╭──
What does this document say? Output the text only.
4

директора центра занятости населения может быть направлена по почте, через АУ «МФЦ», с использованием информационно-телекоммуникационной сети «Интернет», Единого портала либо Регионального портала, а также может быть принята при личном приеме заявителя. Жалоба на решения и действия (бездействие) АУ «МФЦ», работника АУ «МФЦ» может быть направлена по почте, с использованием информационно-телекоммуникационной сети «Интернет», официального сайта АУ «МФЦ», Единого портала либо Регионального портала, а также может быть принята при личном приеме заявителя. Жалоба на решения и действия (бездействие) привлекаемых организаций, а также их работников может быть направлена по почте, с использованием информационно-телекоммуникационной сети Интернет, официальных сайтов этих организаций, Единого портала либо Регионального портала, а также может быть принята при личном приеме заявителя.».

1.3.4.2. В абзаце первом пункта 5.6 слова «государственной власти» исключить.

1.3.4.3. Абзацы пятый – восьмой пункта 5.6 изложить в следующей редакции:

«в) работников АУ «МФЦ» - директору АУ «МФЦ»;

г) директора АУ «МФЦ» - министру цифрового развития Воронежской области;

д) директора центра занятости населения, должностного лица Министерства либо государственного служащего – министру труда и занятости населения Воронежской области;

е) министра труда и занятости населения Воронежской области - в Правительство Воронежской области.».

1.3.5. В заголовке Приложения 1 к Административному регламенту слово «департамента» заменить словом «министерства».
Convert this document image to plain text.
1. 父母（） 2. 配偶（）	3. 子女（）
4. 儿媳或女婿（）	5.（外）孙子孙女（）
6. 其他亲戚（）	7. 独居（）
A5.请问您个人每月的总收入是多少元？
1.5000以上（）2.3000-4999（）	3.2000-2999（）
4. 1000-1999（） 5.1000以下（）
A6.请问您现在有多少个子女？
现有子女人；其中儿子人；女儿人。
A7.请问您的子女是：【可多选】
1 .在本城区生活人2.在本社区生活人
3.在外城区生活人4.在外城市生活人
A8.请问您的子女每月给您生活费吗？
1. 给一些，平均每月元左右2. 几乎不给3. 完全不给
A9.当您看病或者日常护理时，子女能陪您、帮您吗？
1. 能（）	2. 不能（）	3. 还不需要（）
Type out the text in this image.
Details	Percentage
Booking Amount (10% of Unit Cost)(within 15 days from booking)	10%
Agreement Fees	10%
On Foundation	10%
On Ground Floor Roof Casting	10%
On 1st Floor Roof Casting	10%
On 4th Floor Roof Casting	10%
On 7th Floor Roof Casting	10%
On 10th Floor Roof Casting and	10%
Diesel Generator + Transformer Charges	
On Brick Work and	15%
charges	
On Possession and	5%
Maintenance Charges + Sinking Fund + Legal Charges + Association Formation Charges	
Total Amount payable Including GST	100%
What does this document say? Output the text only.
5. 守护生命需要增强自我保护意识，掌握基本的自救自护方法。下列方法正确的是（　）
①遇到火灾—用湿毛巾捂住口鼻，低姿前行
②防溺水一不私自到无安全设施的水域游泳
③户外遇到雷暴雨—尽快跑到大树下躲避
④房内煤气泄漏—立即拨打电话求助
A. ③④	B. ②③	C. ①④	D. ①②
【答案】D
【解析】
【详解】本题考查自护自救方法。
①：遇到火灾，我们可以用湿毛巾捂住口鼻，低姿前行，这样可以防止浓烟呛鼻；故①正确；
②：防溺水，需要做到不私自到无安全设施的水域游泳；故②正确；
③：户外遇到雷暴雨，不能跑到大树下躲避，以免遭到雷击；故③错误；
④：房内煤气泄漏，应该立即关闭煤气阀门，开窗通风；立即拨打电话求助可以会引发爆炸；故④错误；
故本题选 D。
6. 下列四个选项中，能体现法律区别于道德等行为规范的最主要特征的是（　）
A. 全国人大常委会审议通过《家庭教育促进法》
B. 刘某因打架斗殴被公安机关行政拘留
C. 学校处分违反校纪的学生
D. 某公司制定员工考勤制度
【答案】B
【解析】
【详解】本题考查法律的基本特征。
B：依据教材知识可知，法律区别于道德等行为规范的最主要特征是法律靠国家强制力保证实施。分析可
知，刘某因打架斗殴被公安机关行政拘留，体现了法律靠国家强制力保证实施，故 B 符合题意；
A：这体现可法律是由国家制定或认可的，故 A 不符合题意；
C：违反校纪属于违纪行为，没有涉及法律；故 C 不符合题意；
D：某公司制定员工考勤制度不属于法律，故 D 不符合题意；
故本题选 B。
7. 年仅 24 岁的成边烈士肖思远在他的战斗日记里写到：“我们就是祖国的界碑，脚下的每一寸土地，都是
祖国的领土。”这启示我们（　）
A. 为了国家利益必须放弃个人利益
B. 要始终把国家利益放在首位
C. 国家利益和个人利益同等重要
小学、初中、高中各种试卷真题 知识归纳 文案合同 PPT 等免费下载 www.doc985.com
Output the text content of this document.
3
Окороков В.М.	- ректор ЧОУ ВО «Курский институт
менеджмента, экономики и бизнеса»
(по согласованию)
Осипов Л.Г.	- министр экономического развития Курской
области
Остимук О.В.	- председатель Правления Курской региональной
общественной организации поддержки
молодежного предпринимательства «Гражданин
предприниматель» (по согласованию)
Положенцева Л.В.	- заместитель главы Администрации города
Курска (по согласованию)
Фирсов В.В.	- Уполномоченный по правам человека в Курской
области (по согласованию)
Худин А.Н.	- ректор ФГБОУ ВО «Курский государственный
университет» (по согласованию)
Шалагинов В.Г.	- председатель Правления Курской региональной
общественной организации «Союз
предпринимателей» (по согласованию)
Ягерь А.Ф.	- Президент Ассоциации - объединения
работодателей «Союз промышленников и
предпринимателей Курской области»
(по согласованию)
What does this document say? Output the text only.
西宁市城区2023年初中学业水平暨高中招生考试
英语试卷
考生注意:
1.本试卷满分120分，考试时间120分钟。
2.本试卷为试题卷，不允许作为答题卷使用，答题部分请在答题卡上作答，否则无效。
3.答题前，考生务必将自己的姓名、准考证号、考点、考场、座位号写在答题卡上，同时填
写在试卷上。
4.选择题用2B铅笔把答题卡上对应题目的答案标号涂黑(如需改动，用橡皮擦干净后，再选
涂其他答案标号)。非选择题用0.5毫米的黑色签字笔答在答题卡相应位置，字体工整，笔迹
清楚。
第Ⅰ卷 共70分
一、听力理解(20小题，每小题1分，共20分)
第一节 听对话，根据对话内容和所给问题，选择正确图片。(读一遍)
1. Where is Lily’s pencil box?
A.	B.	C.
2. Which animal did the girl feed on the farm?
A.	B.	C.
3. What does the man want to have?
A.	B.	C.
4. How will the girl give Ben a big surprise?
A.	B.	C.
╰──
* Short exercise: Locate all lines that include the word "image" and copy them out.

* Answer to this task:
Convert this document image to plain text.
Type out the text in this image.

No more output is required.